Records that describe figures:
◇ ◇ ◇

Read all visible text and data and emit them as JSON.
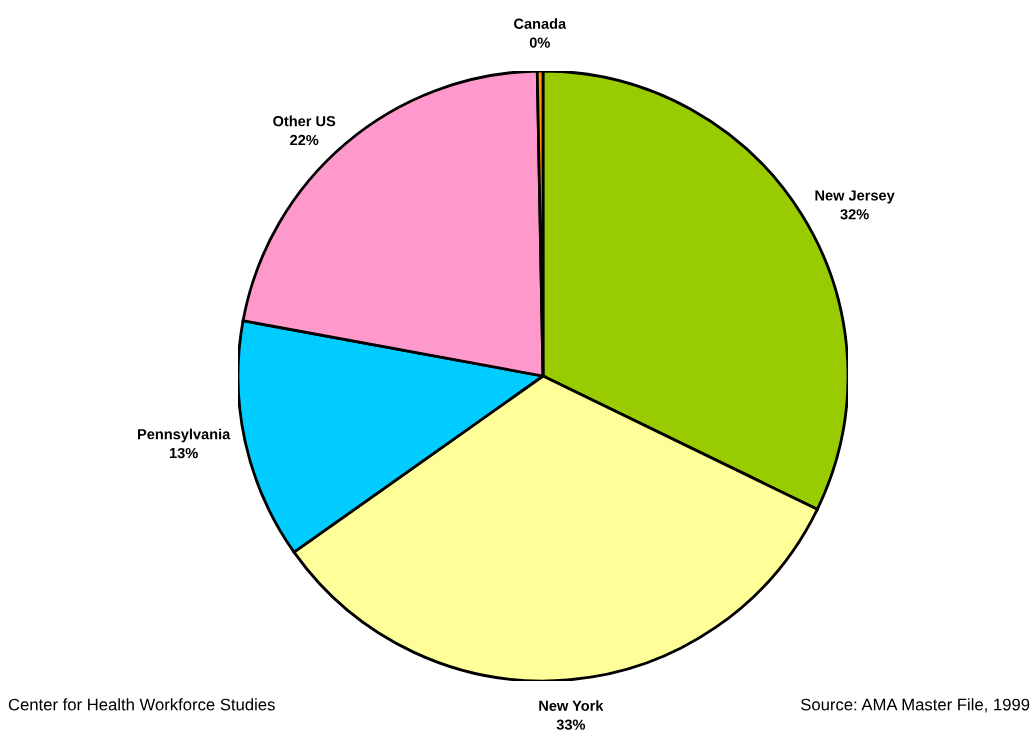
{
  "chart_data": {
    "type": "pie",
    "categories": [
      "New Jersey",
      "New York",
      "Pennsylvania",
      "Other US",
      "Canada"
    ],
    "values": [
      32.2,
      33.0,
      12.7,
      21.8,
      0.3
    ],
    "value_labels": [
      "32%",
      "33%",
      "13%",
      "22%",
      "0%"
    ],
    "colors": [
      "#99cc00",
      "#ffff99",
      "#00ccff",
      "#ff99cc",
      "#ff9900"
    ],
    "legend": false,
    "annotations": [
      "Center for Health Workforce Studies",
      "Source: AMA Master File, 1999"
    ]
  }
}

◇ ◇ ◇

### What needs to be done
Return the whole listing, word for word, and leave out every picture.

### Solved problem
Read all visible text and data and emit them as JSON.
{
  "chart_data": {
    "type": "pie",
    "categories": [
      "New Jersey",
      "New York",
      "Pennsylvania",
      "Other US",
      "Canada"
    ],
    "values": [
      32.2,
      33.0,
      12.7,
      21.8,
      0.3
    ],
    "value_labels": [
      "32%",
      "33%",
      "13%",
      "22%",
      "0%"
    ],
    "colors": [
      "#99cc00",
      "#ffff99",
      "#00ccff",
      "#ff99cc",
      "#ff9900"
    ],
    "legend": false,
    "annotations": [
      "Center for Health Workforce Studies",
      "Source: AMA Master File, 1999"
    ]
  }
}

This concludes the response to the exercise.